**SHORT TASK:**
Find the lines that include the string "JSON" and report how many there are. Give no other text.

**DATA LISTING:**
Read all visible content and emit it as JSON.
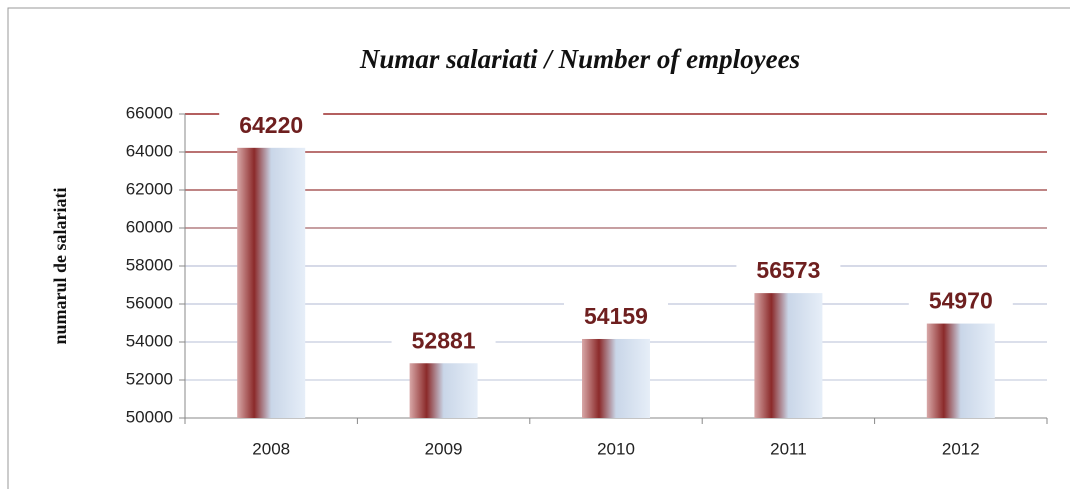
{
  "chart_data": {
    "type": "bar",
    "title": "Numar salariati / Number of employees",
    "ylabel": "numarul  de salariati",
    "categories": [
      "2008",
      "2009",
      "2010",
      "2011",
      "2012"
    ],
    "values": [
      64220,
      52881,
      54159,
      56573,
      54970
    ],
    "color": "#8b2a2a",
    "ylim": [
      50000,
      66000
    ],
    "yticks": [
      50000,
      52000,
      54000,
      56000,
      58000,
      60000,
      62000,
      64000,
      66000
    ],
    "grid": true
  }
}
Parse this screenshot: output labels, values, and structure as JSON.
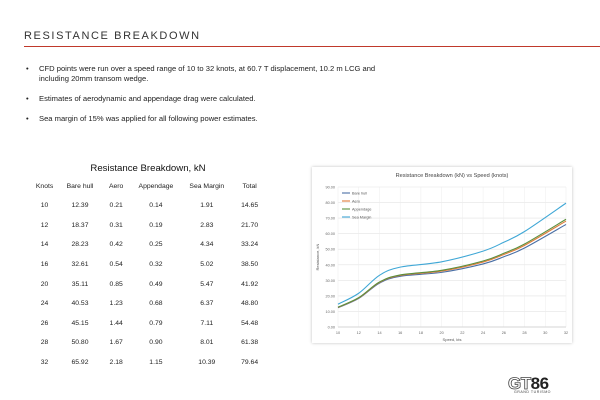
{
  "header": {
    "title": "RESISTANCE BREAKDOWN",
    "accent_color": "#c0392b"
  },
  "bullets": [
    "CFD points were run over a speed range of 10 to 32 knots, at 60.7 T displacement, 10.2 m LCG and including 20mm transom wedge.",
    "Estimates of aerodynamic and appendage drag were calculated.",
    "Sea margin of 15% was applied for all following power estimates."
  ],
  "table": {
    "title": "Resistance Breakdown, kN",
    "columns": [
      "Knots",
      "Bare hull",
      "Aero",
      "Appendage",
      "Sea Margin",
      "Total"
    ],
    "rows": [
      [
        "10",
        "12.39",
        "0.21",
        "0.14",
        "1.91",
        "14.65"
      ],
      [
        "12",
        "18.37",
        "0.31",
        "0.19",
        "2.83",
        "21.70"
      ],
      [
        "14",
        "28.23",
        "0.42",
        "0.25",
        "4.34",
        "33.24"
      ],
      [
        "16",
        "32.61",
        "0.54",
        "0.32",
        "5.02",
        "38.50"
      ],
      [
        "20",
        "35.11",
        "0.85",
        "0.49",
        "5.47",
        "41.92"
      ],
      [
        "24",
        "40.53",
        "1.23",
        "0.68",
        "6.37",
        "48.80"
      ],
      [
        "26",
        "45.15",
        "1.44",
        "0.79",
        "7.11",
        "54.48"
      ],
      [
        "28",
        "50.80",
        "1.67",
        "0.90",
        "8.01",
        "61.38"
      ],
      [
        "32",
        "65.92",
        "2.18",
        "1.15",
        "10.39",
        "79.64"
      ]
    ]
  },
  "chart_data": {
    "type": "line",
    "title": "Resistance Breakdown (kN) vs Speed (knots)",
    "xlabel": "Speed, kts",
    "ylabel": "Resistance, kN",
    "xlim": [
      10,
      32
    ],
    "ylim": [
      0,
      90
    ],
    "x_ticks": [
      "10",
      "12",
      "14",
      "16",
      "18",
      "20",
      "22",
      "24",
      "26",
      "28",
      "30",
      "32"
    ],
    "y_ticks": [
      "0.00",
      "10.00",
      "20.00",
      "30.00",
      "40.00",
      "50.00",
      "60.00",
      "70.00",
      "80.00",
      "90.00"
    ],
    "grid": true,
    "legend_position": "top-left",
    "x": [
      10,
      12,
      14,
      16,
      20,
      24,
      26,
      28,
      32
    ],
    "series": [
      {
        "name": "Bare hull",
        "color": "#4a6fa5",
        "values": [
          12.39,
          18.37,
          28.23,
          32.61,
          35.11,
          40.53,
          45.15,
          50.8,
          65.92
        ]
      },
      {
        "name": "Aero",
        "color": "#e07b39",
        "values": [
          12.6,
          18.68,
          28.65,
          33.15,
          35.96,
          41.76,
          46.59,
          52.47,
          68.1
        ]
      },
      {
        "name": "Appendage",
        "color": "#5a8f3d",
        "values": [
          12.74,
          18.87,
          28.9,
          33.47,
          36.45,
          42.44,
          47.38,
          53.37,
          69.25
        ]
      },
      {
        "name": "Sea Margin",
        "color": "#3fa7d6",
        "values": [
          14.65,
          21.7,
          33.24,
          38.5,
          41.92,
          48.8,
          54.48,
          61.38,
          79.64
        ]
      }
    ]
  },
  "logo": {
    "main_gt": "GT",
    "main_num": "86",
    "sub": "GRAND TURISMO"
  }
}
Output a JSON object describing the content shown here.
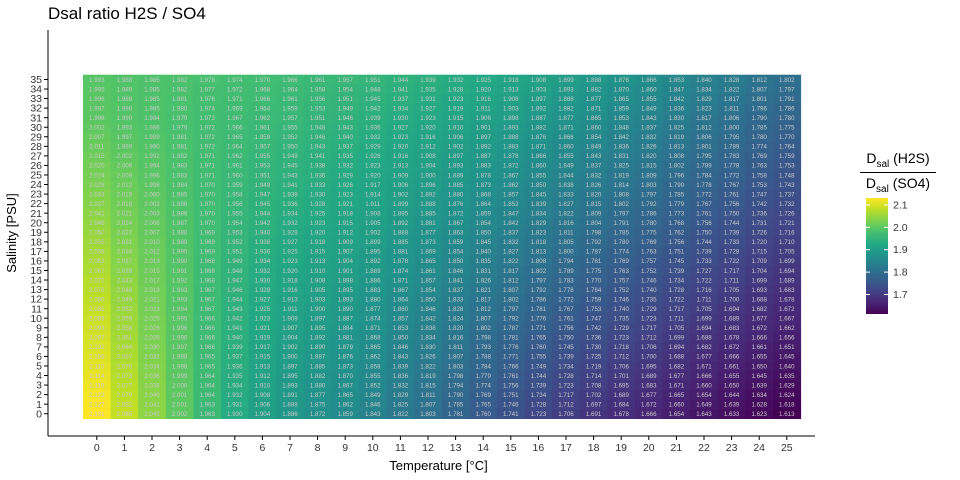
{
  "chart_data": {
    "type": "heatmap",
    "title": "Dsal ratio H2S / SO4",
    "xlabel": "Temperature [°C]",
    "ylabel": "Salinity [PSU]",
    "x": [
      0,
      1,
      2,
      3,
      4,
      5,
      6,
      7,
      8,
      9,
      10,
      11,
      12,
      13,
      14,
      15,
      16,
      17,
      18,
      19,
      20,
      21,
      22,
      23,
      24,
      25
    ],
    "y": [
      0,
      1,
      2,
      3,
      4,
      5,
      6,
      7,
      8,
      9,
      10,
      11,
      12,
      13,
      14,
      15,
      16,
      17,
      18,
      19,
      20,
      21,
      22,
      23,
      24,
      25,
      26,
      27,
      28,
      29,
      30,
      31,
      32,
      33,
      34,
      35
    ],
    "value_range": [
      1.613,
      2.131
    ],
    "colorscale": "viridis",
    "legend": {
      "title_numerator": "D",
      "title_numerator_sub": "sal",
      "title_numerator_rest": " (H2S)",
      "title_denominator": "D",
      "title_denominator_sub": "sal",
      "title_denominator_rest": " (SO4)",
      "ticks": [
        "2.1",
        "2.0",
        "1.9",
        "1.8",
        "1.7"
      ],
      "tick_values": [
        2.1,
        2.0,
        1.9,
        1.8,
        1.7
      ],
      "placement": "right"
    },
    "row_s0": [
      2.131,
      2.085,
      2.043,
      2.002,
      1.963,
      1.93,
      1.904,
      1.886,
      1.872,
      1.859,
      1.843,
      1.822,
      1.803,
      1.781,
      1.76,
      1.741,
      1.723,
      1.706,
      1.691,
      1.678,
      1.666,
      1.654,
      1.643,
      1.633,
      1.623,
      1.613
    ],
    "row_s35": [
      1.993,
      1.988,
      1.985,
      1.982,
      1.978,
      1.974,
      1.97,
      1.966,
      1.961,
      1.957,
      1.951,
      1.944,
      1.939,
      1.932,
      1.925,
      1.918,
      1.908,
      1.899,
      1.888,
      1.876,
      1.866,
      1.853,
      1.84,
      1.828,
      1.812,
      1.802
    ],
    "col0_values": [
      2.131,
      2.127,
      2.123,
      2.119,
      2.114,
      2.11,
      2.106,
      2.102,
      2.097,
      2.093,
      2.089,
      2.085,
      2.08,
      2.076,
      2.072,
      2.067,
      2.063,
      2.059,
      2.055,
      2.05,
      2.046,
      2.041,
      2.037,
      2.033,
      2.028,
      2.024,
      2.02,
      2.015,
      2.011,
      2.007,
      2.002,
      1.998,
      1.997,
      1.996,
      1.995,
      1.993
    ]
  }
}
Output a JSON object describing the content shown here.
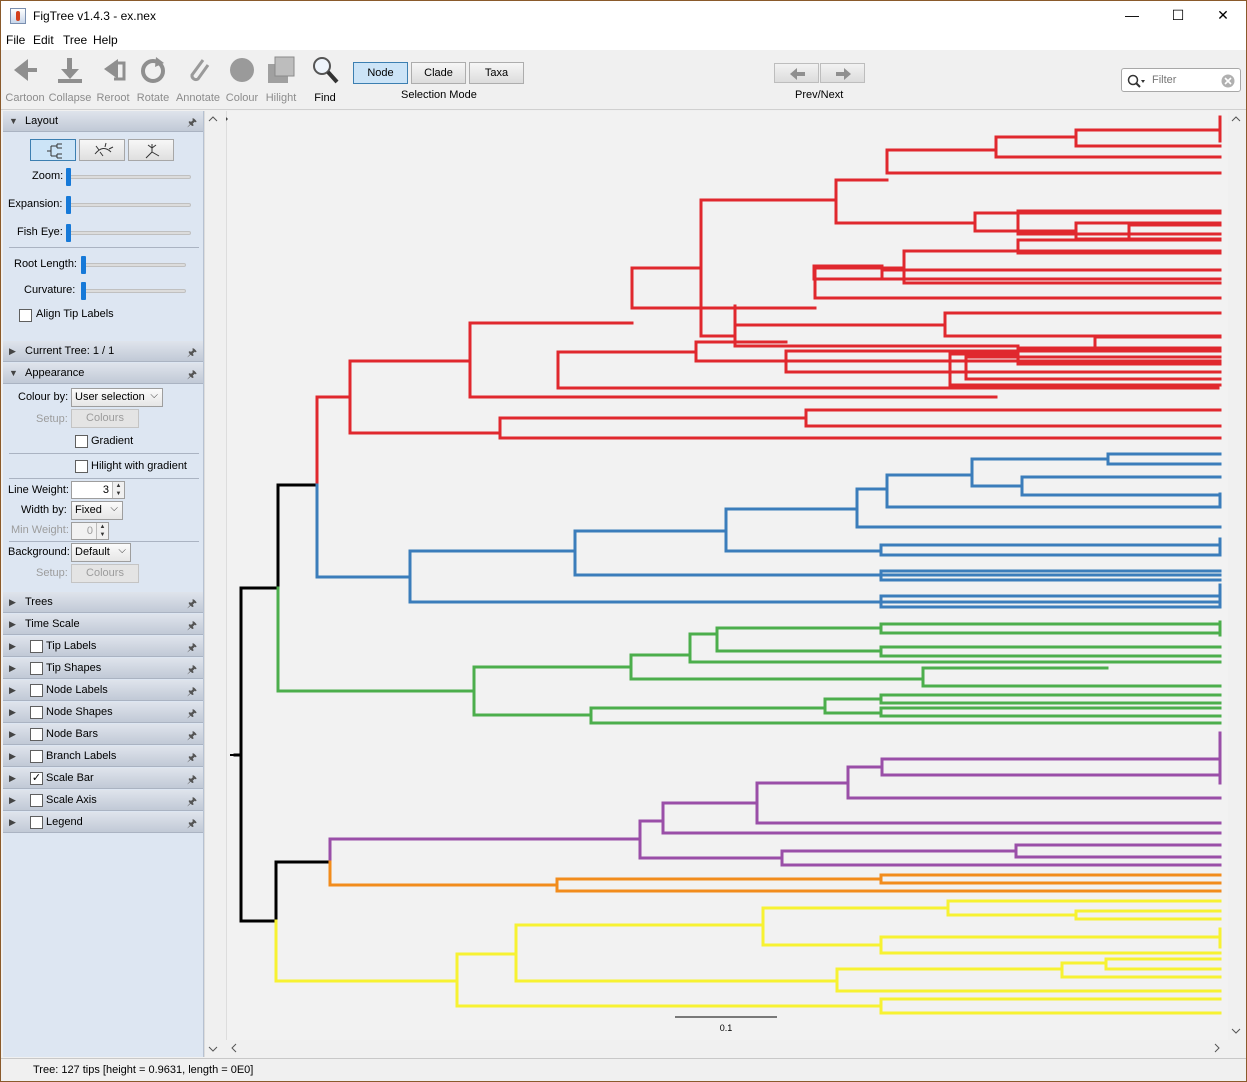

**EXPECTED ANSWER:**
4